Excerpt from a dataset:

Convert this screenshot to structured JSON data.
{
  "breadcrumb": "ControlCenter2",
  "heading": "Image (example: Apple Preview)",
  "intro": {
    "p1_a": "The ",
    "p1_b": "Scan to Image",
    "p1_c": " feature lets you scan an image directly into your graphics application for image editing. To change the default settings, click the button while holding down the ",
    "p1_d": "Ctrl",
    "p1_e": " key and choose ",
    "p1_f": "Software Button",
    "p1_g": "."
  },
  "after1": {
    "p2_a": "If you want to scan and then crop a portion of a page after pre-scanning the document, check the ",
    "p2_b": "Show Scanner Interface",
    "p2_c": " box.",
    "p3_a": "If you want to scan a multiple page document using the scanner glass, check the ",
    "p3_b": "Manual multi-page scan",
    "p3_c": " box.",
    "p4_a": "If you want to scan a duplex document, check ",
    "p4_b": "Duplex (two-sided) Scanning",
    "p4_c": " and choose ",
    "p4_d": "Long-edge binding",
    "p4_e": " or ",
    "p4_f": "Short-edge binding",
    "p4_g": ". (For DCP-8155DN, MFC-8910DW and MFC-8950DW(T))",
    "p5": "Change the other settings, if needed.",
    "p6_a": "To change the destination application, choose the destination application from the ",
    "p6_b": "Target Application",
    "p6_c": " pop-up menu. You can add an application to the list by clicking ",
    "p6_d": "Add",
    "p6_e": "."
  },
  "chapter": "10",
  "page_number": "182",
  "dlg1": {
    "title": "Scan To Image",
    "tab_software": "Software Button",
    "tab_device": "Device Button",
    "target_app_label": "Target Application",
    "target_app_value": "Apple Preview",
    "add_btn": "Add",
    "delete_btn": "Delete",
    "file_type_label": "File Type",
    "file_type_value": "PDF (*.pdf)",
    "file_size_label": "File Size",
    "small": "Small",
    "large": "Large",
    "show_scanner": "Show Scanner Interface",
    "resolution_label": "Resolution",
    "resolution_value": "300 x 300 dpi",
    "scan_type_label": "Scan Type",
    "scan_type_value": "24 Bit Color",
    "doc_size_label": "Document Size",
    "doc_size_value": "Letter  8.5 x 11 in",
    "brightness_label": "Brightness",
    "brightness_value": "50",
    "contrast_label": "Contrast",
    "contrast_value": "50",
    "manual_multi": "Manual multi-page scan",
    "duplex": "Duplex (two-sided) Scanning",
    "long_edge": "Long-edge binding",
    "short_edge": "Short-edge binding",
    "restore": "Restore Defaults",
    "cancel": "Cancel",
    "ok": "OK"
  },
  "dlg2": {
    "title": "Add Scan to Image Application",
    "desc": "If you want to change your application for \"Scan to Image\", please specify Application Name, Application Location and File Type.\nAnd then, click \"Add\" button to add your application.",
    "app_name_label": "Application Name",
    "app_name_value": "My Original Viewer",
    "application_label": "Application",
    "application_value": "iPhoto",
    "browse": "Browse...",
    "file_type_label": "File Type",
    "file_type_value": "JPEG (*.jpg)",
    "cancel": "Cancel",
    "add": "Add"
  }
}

__Prompt__
Please restate the data word for word, every record included.

__Correct response__
Convert this screenshot to structured JSON data.
{
  "breadcrumb": "ControlCenter2",
  "heading": "Image (example: Apple Preview)",
  "intro": {
    "p1_a": "The ",
    "p1_b": "Scan to Image",
    "p1_c": " feature lets you scan an image directly into your graphics application for image editing. To change the default settings, click the button while holding down the ",
    "p1_d": "Ctrl",
    "p1_e": " key and choose ",
    "p1_f": "Software Button",
    "p1_g": "."
  },
  "after1": {
    "p2_a": "If you want to scan and then crop a portion of a page after pre-scanning the document, check the ",
    "p2_b": "Show Scanner Interface",
    "p2_c": " box.",
    "p3_a": "If you want to scan a multiple page document using the scanner glass, check the ",
    "p3_b": "Manual multi-page scan",
    "p3_c": " box.",
    "p4_a": "If you want to scan a duplex document, check ",
    "p4_b": "Duplex (two-sided) Scanning",
    "p4_c": " and choose ",
    "p4_d": "Long-edge binding",
    "p4_e": " or ",
    "p4_f": "Short-edge binding",
    "p4_g": ". (For DCP-8155DN, MFC-8910DW and MFC-8950DW(T))",
    "p5": "Change the other settings, if needed.",
    "p6_a": "To change the destination application, choose the destination application from the ",
    "p6_b": "Target Application",
    "p6_c": " pop-up menu. You can add an application to the list by clicking ",
    "p6_d": "Add",
    "p6_e": "."
  },
  "chapter": "10",
  "page_number": "182",
  "dlg1": {
    "title": "Scan To Image",
    "tab_software": "Software Button",
    "tab_device": "Device Button",
    "target_app_label": "Target Application",
    "target_app_value": "Apple Preview",
    "add_btn": "Add",
    "delete_btn": "Delete",
    "file_type_label": "File Type",
    "file_type_value": "PDF (*.pdf)",
    "file_size_label": "File Size",
    "small": "Small",
    "large": "Large",
    "show_scanner": "Show Scanner Interface",
    "resolution_label": "Resolution",
    "resolution_value": "300 x 300 dpi",
    "scan_type_label": "Scan Type",
    "scan_type_value": "24 Bit Color",
    "doc_size_label": "Document Size",
    "doc_size_value": "Letter  8.5 x 11 in",
    "brightness_label": "Brightness",
    "brightness_value": "50",
    "contrast_label": "Contrast",
    "contrast_value": "50",
    "manual_multi": "Manual multi-page scan",
    "duplex": "Duplex (two-sided) Scanning",
    "long_edge": "Long-edge binding",
    "short_edge": "Short-edge binding",
    "restore": "Restore Defaults",
    "cancel": "Cancel",
    "ok": "OK"
  },
  "dlg2": {
    "title": "Add Scan to Image Application",
    "desc": "If you want to change your application for \"Scan to Image\", please specify Application Name, Application Location and File Type.\nAnd then, click \"Add\" button to add your application.",
    "app_name_label": "Application Name",
    "app_name_value": "My Original Viewer",
    "application_label": "Application",
    "application_value": "iPhoto",
    "browse": "Browse...",
    "file_type_label": "File Type",
    "file_type_value": "JPEG (*.jpg)",
    "cancel": "Cancel",
    "add": "Add"
  }
}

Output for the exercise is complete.